PROBLEM TO SOLVE
Copy the records below exactly as they are written.

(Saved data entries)
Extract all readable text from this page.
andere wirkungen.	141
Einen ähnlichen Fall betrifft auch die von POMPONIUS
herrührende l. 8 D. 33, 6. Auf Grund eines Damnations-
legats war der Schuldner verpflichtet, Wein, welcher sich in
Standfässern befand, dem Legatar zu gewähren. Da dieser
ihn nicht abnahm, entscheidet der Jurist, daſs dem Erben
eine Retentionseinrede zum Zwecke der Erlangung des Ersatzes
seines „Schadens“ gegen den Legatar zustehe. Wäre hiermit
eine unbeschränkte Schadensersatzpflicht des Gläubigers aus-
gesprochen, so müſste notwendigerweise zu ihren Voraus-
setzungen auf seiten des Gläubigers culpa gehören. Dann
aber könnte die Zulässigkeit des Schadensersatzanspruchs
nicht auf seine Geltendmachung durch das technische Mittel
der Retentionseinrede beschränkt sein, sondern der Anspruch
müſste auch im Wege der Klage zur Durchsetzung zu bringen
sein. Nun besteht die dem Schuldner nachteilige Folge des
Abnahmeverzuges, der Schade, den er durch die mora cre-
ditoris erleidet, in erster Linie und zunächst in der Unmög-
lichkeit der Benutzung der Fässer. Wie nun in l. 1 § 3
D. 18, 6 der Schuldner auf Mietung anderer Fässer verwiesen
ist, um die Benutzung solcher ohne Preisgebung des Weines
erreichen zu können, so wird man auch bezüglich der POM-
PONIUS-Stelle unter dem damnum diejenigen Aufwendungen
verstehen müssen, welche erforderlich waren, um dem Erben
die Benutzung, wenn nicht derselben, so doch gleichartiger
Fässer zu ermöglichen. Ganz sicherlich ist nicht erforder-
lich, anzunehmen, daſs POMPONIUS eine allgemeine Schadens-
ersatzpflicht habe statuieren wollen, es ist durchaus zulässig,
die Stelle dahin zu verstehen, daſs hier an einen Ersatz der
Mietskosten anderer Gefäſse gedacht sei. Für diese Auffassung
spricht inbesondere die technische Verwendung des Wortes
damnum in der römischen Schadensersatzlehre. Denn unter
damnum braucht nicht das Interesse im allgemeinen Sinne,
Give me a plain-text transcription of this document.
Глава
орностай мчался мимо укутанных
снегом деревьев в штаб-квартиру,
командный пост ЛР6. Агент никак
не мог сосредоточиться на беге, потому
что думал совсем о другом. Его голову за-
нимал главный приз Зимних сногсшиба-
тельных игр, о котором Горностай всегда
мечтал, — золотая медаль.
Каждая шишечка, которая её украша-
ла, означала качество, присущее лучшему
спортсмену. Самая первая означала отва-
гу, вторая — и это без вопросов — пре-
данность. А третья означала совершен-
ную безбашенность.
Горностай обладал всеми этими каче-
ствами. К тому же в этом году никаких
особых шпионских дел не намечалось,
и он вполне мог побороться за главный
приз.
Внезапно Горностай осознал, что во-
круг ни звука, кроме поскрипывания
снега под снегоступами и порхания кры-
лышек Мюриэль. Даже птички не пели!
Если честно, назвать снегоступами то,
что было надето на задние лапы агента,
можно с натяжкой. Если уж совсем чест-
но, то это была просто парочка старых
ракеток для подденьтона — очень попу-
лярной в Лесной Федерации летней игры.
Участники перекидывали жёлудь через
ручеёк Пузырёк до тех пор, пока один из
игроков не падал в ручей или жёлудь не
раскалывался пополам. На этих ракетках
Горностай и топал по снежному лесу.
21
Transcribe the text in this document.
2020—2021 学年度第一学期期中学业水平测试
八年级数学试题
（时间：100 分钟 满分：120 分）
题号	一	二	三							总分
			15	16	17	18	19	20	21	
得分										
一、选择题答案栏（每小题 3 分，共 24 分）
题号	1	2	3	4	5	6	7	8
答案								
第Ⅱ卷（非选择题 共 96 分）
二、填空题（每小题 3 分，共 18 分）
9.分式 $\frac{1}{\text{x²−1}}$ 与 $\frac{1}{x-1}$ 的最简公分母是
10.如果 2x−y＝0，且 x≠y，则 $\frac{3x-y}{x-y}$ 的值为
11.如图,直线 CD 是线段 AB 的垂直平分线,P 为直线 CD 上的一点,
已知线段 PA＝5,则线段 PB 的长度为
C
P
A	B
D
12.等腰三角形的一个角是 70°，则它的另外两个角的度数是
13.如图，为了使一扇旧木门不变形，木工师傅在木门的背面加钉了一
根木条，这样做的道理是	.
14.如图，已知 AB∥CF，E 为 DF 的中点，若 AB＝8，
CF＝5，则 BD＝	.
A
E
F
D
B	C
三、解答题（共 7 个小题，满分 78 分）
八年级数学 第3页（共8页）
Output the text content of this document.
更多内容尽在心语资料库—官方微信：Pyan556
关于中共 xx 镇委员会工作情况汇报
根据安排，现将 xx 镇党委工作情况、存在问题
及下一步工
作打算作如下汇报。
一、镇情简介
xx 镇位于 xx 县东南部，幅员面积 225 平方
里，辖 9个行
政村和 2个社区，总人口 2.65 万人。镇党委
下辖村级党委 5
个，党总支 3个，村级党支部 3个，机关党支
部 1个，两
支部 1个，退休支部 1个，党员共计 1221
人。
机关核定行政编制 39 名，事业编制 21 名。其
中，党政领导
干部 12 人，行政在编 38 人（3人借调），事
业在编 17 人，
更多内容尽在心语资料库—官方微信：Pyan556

EXERCISE SOLUTION
Extract all readable text from this page.
andere wirkungen.	141
Einen ähnlichen Fall betrifft auch die von POMPONIUS
herrührende l. 8 D. 33, 6. Auf Grund eines Damnations-
legats war der Schuldner verpflichtet, Wein, welcher sich in
Standfässern befand, dem Legatar zu gewähren. Da dieser
ihn nicht abnahm, entscheidet der Jurist, daſs dem Erben
eine Retentionseinrede zum Zwecke der Erlangung des Ersatzes
seines „Schadens“ gegen den Legatar zustehe. Wäre hiermit
eine unbeschränkte Schadensersatzpflicht des Gläubigers aus-
gesprochen, so müſste notwendigerweise zu ihren Voraus-
setzungen auf seiten des Gläubigers culpa gehören. Dann
aber könnte die Zulässigkeit des Schadensersatzanspruchs
nicht auf seine Geltendmachung durch das technische Mittel
der Retentionseinrede beschränkt sein, sondern der Anspruch
müſste auch im Wege der Klage zur Durchsetzung zu bringen
sein. Nun besteht die dem Schuldner nachteilige Folge des
Abnahmeverzuges, der Schade, den er durch die mora cre-
ditoris erleidet, in erster Linie und zunächst in der Unmög-
lichkeit der Benutzung der Fässer. Wie nun in l. 1 § 3
D. 18, 6 der Schuldner auf Mietung anderer Fässer verwiesen
ist, um die Benutzung solcher ohne Preisgebung des Weines
erreichen zu können, so wird man auch bezüglich der POM-
PONIUS-Stelle unter dem damnum diejenigen Aufwendungen
verstehen müssen, welche erforderlich waren, um dem Erben
die Benutzung, wenn nicht derselben, so doch gleichartiger
Fässer zu ermöglichen. Ganz sicherlich ist nicht erforder-
lich, anzunehmen, daſs POMPONIUS eine allgemeine Schadens-
ersatzpflicht habe statuieren wollen, es ist durchaus zulässig,
die Stelle dahin zu verstehen, daſs hier an einen Ersatz der
Mietskosten anderer Gefäſse gedacht sei. Für diese Auffassung
spricht inbesondere die technische Verwendung des Wortes
damnum in der römischen Schadensersatzlehre. Denn unter
damnum braucht nicht das Interesse im allgemeinen Sinne,
Give me a plain-text transcription of this document.
Глава
орностай мчался мимо укутанных
снегом деревьев в штаб-квартиру,
командный пост ЛР6. Агент никак
не мог сосредоточиться на беге, потому
что думал совсем о другом. Его голову за-
нимал главный приз Зимних сногсшиба-
тельных игр, о котором Горностай всегда
мечтал, — золотая медаль.
Каждая шишечка, которая её украша-
ла, означала качество, присущее лучшему
спортсмену. Самая первая означала отва-
гу, вторая — и это без вопросов — пре-
данность. А третья означала совершен-
ную безбашенность.
Горностай обладал всеми этими каче-
ствами. К тому же в этом году никаких
особых шпионских дел не намечалось,
и он вполне мог побороться за главный
приз.
Внезапно Горностай осознал, что во-
круг ни звука, кроме поскрипывания
снега под снегоступами и порхания кры-
лышек Мюриэль. Даже птички не пели!
Если честно, назвать снегоступами то,
что было надето на задние лапы агента,
можно с натяжкой. Если уж совсем чест-
но, то это была просто парочка старых
ракеток для подденьтона — очень попу-
лярной в Лесной Федерации летней игры.
Участники перекидывали жёлудь через
ручеёк Пузырёк до тех пор, пока один из
игроков не падал в ручей или жёлудь не
раскалывался пополам. На этих ракетках
Горностай и топал по снежному лесу.
21
Transcribe the text in this document.
2020—2021 学年度第一学期期中学业水平测试
八年级数学试题
（时间：100 分钟 满分：120 分）
题号	一	二	三							总分
			15	16	17	18	19	20	21	
得分										
一、选择题答案栏（每小题 3 分，共 24 分）
题号	1	2	3	4	5	6	7	8
答案								
第Ⅱ卷（非选择题 共 96 分）
二、填空题（每小题 3 分，共 18 分）
9.分式 $\frac{1}{\text{x²−1}}$ 与 $\frac{1}{x-1}$ 的最简公分母是
10.如果 2x−y＝0，且 x≠y，则 $\frac{3x-y}{x-y}$ 的值为
11.如图,直线 CD 是线段 AB 的垂直平分线,P 为直线 CD 上的一点,
已知线段 PA＝5,则线段 PB 的长度为
C
P
A	B
D
12.等腰三角形的一个角是 70°，则它的另外两个角的度数是
13.如图，为了使一扇旧木门不变形，木工师傅在木门的背面加钉了一
根木条，这样做的道理是	.
14.如图，已知 AB∥CF，E 为 DF 的中点，若 AB＝8，
CF＝5，则 BD＝	.
A
E
F
D
B	C
三、解答题（共 7 个小题，满分 78 分）
八年级数学 第3页（共8页）
Output the text content of this document.
更多内容尽在心语资料库—官方微信：Pyan556
关于中共 xx 镇委员会工作情况汇报
根据安排，现将 xx 镇党委工作情况、存在问题
及下一步工
作打算作如下汇报。
一、镇情简介
xx 镇位于 xx 县东南部，幅员面积 225 平方
里，辖 9个行
政村和 2个社区，总人口 2.65 万人。镇党委
下辖村级党委 5
个，党总支 3个，村级党支部 3个，机关党支
部 1个，两
支部 1个，退休支部 1个，党员共计 1221
人。
机关核定行政编制 39 名，事业编制 21 名。其
中，党政领导
干部 12 人，行政在编 38 人（3人借调），事
业在编 17 人，
更多内容尽在心语资料库—官方微信：Pyan556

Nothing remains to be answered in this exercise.